Task: Extract all lines in the data that contain the word "structured".

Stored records
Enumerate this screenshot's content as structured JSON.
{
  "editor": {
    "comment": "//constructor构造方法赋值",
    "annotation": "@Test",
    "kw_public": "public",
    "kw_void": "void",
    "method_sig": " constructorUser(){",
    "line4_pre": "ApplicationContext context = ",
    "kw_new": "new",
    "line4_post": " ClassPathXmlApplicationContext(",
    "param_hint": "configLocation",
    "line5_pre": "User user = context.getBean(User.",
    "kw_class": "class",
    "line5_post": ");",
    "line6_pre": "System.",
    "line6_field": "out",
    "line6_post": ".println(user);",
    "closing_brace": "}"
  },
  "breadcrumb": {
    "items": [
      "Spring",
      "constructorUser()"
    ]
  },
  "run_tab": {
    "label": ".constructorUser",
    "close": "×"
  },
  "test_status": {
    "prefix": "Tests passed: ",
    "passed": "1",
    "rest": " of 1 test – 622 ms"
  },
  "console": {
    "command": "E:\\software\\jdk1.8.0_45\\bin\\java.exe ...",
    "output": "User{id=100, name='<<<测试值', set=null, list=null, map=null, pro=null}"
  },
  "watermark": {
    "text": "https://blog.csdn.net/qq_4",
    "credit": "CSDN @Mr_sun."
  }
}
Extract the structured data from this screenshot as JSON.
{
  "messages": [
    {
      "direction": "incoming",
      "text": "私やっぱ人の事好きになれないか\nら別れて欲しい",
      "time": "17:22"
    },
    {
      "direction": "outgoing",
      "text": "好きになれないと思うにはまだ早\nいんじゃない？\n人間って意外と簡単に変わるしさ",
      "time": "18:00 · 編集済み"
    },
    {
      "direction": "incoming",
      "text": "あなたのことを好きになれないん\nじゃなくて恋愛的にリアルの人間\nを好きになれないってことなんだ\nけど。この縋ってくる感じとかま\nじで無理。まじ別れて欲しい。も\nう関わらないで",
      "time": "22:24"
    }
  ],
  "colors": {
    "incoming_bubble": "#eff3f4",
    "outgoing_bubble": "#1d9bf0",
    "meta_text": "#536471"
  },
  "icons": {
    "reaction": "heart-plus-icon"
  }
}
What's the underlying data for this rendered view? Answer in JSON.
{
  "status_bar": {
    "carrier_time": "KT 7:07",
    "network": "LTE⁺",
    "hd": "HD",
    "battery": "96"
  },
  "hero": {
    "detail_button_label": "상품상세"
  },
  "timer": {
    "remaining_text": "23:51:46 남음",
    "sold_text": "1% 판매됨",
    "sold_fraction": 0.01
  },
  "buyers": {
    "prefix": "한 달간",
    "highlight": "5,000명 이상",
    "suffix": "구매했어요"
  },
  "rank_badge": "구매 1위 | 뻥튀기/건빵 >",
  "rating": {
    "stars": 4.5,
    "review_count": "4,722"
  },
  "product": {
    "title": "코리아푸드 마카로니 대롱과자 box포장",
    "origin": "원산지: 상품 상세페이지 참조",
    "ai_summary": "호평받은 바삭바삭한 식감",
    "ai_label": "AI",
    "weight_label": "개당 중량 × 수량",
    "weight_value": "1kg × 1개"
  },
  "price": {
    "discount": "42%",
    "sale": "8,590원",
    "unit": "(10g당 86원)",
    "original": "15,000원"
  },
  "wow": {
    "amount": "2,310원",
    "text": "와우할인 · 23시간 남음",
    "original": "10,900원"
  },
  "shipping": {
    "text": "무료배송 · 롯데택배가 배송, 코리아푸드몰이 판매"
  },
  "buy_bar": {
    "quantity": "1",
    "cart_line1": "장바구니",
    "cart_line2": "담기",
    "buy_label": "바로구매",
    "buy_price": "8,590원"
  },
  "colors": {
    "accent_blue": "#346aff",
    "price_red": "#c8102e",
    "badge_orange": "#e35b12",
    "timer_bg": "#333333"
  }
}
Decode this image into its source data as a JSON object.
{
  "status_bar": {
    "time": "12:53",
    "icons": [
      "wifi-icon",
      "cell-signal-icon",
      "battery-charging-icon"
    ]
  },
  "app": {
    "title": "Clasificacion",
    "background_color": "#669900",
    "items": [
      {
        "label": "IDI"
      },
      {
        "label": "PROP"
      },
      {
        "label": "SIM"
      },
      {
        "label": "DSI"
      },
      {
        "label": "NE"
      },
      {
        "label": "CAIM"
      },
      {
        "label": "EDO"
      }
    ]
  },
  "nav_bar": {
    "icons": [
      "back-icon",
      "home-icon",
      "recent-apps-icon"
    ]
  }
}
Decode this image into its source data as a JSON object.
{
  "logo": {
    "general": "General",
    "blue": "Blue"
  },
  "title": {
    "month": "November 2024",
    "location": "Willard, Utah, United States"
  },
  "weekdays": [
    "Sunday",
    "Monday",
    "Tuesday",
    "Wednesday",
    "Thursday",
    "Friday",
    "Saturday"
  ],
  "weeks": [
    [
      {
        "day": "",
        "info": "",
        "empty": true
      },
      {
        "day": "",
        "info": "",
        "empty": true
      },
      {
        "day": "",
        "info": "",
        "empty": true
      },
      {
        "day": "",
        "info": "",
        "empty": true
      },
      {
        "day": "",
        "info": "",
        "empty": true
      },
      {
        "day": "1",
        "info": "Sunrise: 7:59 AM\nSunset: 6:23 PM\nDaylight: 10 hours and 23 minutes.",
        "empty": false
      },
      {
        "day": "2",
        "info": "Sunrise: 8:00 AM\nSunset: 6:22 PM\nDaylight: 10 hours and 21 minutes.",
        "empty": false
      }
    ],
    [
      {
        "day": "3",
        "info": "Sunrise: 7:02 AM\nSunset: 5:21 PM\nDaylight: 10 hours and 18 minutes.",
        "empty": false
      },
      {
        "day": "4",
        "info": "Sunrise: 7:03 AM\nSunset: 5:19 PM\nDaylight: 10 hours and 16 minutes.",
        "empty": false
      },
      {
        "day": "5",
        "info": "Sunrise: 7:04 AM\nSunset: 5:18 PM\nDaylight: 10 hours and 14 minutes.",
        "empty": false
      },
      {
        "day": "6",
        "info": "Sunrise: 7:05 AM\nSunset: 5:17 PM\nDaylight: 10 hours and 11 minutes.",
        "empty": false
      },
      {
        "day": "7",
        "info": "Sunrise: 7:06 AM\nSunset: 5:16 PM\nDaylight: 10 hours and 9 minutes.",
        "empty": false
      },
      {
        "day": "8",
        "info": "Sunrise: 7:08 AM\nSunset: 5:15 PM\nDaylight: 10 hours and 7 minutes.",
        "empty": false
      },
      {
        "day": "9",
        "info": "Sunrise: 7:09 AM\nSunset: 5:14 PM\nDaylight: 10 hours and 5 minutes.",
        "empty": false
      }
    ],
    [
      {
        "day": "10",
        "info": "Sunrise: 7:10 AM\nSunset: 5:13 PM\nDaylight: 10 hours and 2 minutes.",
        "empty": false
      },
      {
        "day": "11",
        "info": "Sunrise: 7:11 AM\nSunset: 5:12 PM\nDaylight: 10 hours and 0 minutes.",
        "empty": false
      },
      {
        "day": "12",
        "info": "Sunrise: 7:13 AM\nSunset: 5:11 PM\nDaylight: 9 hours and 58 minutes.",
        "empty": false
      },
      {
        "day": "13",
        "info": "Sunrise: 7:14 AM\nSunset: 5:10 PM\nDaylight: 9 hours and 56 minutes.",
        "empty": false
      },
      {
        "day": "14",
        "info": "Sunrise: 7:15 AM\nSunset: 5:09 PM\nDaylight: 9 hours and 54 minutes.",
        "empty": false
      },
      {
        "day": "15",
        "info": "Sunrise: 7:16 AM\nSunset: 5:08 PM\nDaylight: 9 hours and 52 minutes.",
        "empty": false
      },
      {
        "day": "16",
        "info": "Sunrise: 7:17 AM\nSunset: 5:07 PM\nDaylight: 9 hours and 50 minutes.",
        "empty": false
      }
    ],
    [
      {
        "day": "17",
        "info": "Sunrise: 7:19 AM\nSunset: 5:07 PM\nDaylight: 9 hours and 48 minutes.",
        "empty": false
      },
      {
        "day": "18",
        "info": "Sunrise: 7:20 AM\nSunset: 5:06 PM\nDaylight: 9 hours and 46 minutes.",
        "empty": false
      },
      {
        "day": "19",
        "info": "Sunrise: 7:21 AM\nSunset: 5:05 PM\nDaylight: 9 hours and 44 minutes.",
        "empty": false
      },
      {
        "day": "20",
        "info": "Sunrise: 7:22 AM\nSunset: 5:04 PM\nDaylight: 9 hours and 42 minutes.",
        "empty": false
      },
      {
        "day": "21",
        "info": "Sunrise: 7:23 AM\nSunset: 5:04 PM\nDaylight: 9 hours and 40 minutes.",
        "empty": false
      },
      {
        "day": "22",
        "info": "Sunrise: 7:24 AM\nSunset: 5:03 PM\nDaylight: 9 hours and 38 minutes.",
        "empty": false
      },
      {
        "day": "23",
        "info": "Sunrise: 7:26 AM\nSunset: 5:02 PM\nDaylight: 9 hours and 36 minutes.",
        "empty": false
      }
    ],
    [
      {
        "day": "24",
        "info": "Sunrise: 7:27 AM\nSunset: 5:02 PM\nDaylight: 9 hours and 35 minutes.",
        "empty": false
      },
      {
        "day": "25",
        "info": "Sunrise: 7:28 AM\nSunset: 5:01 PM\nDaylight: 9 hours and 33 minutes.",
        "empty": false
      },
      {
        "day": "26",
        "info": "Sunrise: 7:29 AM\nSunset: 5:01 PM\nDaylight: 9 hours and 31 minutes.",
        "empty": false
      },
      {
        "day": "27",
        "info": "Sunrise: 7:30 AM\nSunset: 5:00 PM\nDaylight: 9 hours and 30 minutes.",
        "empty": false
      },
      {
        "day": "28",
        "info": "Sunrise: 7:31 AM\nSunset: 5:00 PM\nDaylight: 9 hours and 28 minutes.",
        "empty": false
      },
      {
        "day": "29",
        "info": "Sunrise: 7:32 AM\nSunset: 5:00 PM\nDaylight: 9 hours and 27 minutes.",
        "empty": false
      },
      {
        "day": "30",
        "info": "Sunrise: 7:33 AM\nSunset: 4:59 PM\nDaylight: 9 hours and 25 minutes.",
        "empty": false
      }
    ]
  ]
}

Worked solution:
Enumerate this screenshot's content as structured JSON.
Extract the structured data from this screenshot as JSON.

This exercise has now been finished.